> **Task instructions**:
**1)** Translate this sentence from the article on Edwardsport project costs into French: "We're now in competition with developing nations such as China and India for materials, and we are seeing increased labour costs to build power plants."
**2)** Please state the planned capacity of Duke Energy's Edwardsport IGCC plant, as given in the article on Edwardsport project costs.
**3)** Reproduce the stretch of the article on Edwardsport project costs from "Edwardsport project costs" through "in the USA.".

Edwardsport project costs increase while AEP plans derailed1 June 2008
Duke says it remains committed to its Edwardsport IGCC project, which has entered the construction phase, but for which cost estimates have been revised upwards. It remains to be seen whether the Indiana Utility Regulatory Commission will allow the increases to be passed on to the ratepayer. Currently, Edwardsport appears to be the United States’ lead new-build IGCC project, with many other IGCC projects cancelled, delayed or converted to just the CC of IGCC. In particular both AEP's planned IGCC projects have run into potentially fatal regulatory problems, largely due to concerns about the economics. Nevertheless new IGCC-related initiatives constinue to emerge in the USA.
The cost estimate for Duke Energy's planned 630 MWe Edwardsport IGCC (integrated gasification combined cycle) plant in south west Indiana has - surprise, surprise - been revised upwards. According to a progress report filed on 1 May by Duke Energy with the Indiana Utility Regulatory Commission the increase is $365 million, which is ascribed to increased labour rates and "global competition for materials."
The Commission gave permission in November last year for the project to go ahead, but must approve any cost increases as it is receiving funding through electricity rate increases. The utility estimates this latest revision will "result in approximately an additional 2 percent rate impact between 2008 and 2013."
"In North America the cost of building all types of power plants has risen substantially in the past year," said James L Turner, president and chief operating officer, Duke Energy US Franchised Electric and Gas. "While we're not seeing as big an increase as some projects, the same pressures are driving up the costs of contracts from our major vendors. We're now in competition with developing nations such as China and India for materials, and we are seeing increased labour costs to build power plants."

> **Given data**:
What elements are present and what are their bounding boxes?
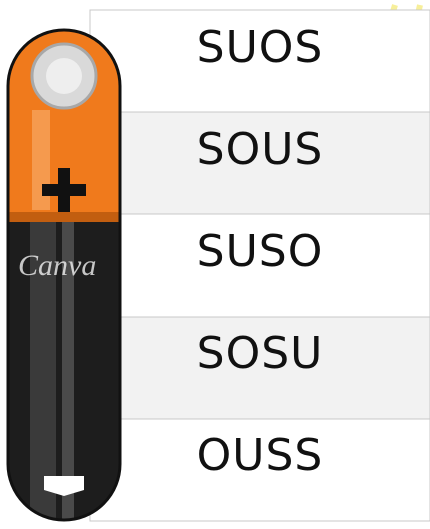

> **Answers in order**:
**1)** Nous sommes désormais en concurrence avec des pays en développement comme la Chine et l'Inde pour les matériaux, et nous constatons une hausse des coûts de main-d'œuvre pour construire des centrales électriques.

**2)** 630 MWe.

**3)**
Edwardsport project costs increase while AEP plans derailed1 June 2008
Duke says it remains committed to its Edwardsport IGCC project, which has entered the construction phase, but for which cost estimates have been revised upwards. It remains to be seen whether the Indiana Utility Regulatory Commission will allow the increases to be passed on to the ratepayer. Currently, Edwardsport appears to be the United States’ lead new-build IGCC project, with many other IGCC projects cancelled, delayed or converted to just the CC of IGCC. In particular both AEP's planned IGCC projects have run into potentially fatal regulatory problems, largely due to concerns about the economics. Nevertheless new IGCC-related initiatives constinue to emerge in the USA.